§ **Exercise**
Keep only the lines of the data below that contain "الأشرف", and copy them.

§ **Data shown**
——

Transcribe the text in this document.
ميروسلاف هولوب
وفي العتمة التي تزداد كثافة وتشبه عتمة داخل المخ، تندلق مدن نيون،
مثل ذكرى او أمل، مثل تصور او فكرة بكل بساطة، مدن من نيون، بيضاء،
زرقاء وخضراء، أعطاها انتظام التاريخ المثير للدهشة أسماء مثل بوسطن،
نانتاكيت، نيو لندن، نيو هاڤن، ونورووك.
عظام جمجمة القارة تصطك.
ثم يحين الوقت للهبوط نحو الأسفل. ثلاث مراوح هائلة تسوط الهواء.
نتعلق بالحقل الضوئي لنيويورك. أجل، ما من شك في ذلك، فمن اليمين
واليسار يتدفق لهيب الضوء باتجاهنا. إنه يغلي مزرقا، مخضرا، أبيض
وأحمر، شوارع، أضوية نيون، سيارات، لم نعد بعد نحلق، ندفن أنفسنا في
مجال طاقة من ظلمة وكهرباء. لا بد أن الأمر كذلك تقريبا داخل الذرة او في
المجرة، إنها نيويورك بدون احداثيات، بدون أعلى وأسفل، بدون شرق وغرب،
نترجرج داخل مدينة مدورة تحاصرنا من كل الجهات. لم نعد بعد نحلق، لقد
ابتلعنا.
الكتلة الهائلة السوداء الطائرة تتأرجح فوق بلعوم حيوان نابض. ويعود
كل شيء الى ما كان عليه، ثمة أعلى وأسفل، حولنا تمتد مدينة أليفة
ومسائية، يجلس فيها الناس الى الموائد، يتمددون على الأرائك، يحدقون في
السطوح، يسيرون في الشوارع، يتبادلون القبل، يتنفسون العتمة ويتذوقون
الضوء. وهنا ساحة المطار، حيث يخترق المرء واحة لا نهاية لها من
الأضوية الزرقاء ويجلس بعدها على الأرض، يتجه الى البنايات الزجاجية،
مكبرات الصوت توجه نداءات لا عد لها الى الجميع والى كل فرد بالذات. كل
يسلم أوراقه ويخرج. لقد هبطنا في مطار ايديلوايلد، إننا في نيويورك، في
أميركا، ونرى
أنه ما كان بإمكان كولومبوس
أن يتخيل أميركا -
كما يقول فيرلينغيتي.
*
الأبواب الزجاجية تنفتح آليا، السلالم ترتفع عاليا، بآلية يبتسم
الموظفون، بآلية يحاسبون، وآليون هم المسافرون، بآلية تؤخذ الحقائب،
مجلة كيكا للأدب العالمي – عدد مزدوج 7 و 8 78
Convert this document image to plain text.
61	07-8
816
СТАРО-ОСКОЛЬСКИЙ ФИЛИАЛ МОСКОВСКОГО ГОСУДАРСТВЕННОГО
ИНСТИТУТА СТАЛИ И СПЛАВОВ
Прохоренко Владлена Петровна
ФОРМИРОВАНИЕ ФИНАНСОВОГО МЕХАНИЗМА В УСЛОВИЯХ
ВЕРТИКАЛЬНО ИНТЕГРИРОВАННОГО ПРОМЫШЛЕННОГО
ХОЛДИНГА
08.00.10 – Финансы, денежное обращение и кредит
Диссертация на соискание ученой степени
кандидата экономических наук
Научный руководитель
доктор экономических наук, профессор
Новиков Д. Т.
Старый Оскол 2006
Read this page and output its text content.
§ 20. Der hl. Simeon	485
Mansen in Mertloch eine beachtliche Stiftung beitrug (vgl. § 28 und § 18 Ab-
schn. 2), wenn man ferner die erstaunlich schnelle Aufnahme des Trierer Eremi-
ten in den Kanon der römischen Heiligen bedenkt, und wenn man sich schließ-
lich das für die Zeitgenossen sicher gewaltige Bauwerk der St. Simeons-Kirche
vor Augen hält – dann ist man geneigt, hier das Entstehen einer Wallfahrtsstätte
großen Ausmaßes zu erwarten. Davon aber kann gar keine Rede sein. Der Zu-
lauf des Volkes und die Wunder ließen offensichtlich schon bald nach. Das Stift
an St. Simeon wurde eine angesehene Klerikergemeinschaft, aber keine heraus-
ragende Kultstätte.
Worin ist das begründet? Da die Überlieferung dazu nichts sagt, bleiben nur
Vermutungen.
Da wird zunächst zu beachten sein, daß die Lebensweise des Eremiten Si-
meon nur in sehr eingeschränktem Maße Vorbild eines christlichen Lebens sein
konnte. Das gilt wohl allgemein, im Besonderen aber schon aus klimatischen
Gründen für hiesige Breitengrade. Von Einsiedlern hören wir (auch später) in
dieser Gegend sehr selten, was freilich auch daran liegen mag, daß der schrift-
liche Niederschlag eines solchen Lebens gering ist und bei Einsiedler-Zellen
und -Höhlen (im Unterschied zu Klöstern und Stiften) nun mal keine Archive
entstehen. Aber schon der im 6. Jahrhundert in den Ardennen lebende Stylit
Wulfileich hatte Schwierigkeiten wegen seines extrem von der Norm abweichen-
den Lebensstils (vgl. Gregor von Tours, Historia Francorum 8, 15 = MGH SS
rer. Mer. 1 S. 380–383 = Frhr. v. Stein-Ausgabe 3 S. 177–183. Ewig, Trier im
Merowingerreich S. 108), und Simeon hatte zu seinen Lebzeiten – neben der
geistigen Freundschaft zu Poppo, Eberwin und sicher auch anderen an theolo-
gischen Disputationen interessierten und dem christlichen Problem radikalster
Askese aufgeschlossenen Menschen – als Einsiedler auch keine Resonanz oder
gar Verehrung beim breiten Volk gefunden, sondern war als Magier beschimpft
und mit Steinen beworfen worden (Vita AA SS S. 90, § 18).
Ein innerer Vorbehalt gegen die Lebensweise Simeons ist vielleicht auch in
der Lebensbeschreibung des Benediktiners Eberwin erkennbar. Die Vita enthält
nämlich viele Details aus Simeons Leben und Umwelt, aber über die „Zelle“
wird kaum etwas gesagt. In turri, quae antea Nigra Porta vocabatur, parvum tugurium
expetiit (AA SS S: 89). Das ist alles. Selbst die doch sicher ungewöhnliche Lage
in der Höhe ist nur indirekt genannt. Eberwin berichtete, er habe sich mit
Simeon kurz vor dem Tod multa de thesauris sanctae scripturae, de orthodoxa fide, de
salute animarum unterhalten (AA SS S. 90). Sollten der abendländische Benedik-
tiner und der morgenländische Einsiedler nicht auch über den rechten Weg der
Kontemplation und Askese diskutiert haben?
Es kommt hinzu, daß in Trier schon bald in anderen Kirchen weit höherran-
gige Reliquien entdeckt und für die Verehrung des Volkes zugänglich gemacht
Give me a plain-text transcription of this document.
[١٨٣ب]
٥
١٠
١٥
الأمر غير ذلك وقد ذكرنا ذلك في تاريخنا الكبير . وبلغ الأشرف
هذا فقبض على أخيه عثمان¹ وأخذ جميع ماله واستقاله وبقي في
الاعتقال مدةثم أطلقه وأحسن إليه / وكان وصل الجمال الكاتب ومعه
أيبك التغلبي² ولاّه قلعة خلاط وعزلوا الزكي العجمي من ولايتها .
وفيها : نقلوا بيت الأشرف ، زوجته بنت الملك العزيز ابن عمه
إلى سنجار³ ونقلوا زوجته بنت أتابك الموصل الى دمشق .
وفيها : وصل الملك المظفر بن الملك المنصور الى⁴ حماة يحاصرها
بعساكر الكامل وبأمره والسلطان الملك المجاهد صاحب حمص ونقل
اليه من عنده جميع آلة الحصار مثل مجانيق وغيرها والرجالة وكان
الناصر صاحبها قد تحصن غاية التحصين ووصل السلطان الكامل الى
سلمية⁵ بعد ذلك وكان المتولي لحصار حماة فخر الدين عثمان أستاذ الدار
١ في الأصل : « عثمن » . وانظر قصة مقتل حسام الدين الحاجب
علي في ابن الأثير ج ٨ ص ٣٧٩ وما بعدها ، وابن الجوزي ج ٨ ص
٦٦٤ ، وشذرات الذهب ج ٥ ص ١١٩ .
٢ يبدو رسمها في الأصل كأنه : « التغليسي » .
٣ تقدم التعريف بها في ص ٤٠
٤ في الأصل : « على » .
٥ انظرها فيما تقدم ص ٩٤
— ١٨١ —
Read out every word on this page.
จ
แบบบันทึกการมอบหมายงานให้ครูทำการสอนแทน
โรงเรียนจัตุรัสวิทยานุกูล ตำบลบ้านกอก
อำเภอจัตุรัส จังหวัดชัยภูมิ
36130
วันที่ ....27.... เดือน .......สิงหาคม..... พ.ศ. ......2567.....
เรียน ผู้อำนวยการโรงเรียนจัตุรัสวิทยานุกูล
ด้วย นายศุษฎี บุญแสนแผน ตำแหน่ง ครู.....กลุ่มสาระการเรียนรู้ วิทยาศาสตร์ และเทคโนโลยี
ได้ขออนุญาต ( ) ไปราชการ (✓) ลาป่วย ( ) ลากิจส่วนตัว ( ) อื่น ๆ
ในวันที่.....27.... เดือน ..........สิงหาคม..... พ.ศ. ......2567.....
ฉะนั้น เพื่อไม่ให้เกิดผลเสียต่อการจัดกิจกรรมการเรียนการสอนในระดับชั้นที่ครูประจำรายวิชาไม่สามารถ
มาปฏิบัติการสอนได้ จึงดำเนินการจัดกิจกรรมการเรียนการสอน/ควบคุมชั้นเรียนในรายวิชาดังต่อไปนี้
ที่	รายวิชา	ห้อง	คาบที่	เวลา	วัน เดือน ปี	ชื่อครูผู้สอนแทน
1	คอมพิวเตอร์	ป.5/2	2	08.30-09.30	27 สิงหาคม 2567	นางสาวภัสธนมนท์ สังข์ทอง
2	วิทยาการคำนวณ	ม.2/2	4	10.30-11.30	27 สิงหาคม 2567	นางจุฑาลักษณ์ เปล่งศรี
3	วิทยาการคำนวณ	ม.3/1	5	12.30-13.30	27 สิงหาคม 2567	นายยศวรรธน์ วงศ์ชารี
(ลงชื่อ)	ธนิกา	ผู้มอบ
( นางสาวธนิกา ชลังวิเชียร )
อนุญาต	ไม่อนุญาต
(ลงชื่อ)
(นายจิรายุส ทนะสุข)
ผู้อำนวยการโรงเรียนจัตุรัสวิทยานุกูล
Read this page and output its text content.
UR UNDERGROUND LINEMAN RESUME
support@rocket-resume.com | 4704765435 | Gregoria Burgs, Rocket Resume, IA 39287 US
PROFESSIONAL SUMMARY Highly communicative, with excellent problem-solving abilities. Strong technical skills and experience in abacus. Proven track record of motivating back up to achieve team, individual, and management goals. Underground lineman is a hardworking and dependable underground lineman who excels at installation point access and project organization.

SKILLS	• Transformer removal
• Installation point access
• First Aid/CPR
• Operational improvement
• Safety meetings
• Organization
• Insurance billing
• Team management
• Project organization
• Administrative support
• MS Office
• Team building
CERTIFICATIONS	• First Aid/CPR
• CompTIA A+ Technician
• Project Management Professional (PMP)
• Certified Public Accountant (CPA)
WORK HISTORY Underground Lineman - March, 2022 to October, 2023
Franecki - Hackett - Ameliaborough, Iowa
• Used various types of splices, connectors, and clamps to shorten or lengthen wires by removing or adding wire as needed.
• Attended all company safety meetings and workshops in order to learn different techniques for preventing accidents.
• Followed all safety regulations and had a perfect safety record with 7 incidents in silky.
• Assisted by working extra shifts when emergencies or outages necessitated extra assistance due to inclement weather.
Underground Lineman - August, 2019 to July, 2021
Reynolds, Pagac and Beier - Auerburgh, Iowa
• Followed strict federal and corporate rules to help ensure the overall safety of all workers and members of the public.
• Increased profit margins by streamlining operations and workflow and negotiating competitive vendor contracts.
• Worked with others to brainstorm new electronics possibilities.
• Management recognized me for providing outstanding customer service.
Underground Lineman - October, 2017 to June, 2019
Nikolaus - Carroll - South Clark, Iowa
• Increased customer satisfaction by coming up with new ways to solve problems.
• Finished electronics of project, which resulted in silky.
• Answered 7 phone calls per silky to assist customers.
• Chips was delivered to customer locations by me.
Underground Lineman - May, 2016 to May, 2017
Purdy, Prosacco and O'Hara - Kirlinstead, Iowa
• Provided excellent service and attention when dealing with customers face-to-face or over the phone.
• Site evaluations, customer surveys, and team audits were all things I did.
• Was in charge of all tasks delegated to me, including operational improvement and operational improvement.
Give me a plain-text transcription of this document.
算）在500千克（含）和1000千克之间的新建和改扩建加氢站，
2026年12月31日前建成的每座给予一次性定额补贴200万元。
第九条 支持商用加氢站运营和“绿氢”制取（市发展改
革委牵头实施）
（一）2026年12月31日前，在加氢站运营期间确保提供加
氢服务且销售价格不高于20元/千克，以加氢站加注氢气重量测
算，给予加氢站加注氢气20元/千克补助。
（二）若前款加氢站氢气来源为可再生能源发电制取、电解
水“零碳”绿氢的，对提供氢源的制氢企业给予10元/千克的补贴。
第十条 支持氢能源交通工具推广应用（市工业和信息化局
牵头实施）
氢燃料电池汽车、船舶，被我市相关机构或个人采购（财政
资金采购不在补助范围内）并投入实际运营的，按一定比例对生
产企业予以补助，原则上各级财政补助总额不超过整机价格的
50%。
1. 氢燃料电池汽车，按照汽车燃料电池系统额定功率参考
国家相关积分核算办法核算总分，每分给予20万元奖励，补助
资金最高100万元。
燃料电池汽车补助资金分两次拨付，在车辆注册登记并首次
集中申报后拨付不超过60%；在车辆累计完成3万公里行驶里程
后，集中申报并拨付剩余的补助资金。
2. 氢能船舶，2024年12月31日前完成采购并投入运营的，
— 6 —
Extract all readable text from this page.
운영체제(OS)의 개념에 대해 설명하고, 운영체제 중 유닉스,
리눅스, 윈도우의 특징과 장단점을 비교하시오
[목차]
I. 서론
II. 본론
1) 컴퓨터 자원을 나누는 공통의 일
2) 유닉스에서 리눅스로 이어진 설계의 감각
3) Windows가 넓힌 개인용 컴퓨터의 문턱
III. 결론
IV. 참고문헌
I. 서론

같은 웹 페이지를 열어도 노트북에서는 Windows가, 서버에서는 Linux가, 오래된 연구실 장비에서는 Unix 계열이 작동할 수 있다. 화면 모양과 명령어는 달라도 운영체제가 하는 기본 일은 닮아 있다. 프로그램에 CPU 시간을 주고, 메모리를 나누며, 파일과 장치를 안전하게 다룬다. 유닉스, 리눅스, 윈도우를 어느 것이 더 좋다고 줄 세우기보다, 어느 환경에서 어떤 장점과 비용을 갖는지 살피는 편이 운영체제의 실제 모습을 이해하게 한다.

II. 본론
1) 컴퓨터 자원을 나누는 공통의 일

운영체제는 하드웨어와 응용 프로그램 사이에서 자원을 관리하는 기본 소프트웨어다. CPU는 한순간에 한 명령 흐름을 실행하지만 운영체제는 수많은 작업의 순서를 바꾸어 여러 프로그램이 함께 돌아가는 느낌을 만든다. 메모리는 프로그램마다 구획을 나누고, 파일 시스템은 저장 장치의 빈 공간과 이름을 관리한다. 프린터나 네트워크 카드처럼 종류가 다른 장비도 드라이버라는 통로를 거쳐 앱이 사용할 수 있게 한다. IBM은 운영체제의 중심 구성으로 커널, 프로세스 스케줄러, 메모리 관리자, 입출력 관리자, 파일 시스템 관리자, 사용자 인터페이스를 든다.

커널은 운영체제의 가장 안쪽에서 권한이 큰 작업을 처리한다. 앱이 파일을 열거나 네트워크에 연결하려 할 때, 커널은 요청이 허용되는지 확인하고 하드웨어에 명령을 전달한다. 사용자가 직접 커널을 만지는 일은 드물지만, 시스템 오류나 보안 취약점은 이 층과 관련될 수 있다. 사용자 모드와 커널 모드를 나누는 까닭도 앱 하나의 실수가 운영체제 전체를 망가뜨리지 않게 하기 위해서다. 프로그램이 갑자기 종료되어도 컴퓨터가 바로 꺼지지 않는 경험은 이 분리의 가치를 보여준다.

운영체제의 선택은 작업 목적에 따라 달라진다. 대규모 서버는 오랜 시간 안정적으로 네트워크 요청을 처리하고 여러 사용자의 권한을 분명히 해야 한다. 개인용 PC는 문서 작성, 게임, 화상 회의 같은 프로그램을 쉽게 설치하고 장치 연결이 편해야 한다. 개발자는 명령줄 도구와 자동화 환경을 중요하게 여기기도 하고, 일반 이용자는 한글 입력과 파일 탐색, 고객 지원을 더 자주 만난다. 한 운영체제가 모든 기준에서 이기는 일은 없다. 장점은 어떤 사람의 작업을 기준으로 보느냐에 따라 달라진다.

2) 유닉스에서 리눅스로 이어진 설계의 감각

——

§ **Completed task**
الأمر غير ذلك وقد ذكرنا ذلك في تاريخنا الكبير . وبلغ الأشرف
وفيها : نقلوا بيت الأشرف ، زوجته بنت الملك العزيز ابن عمه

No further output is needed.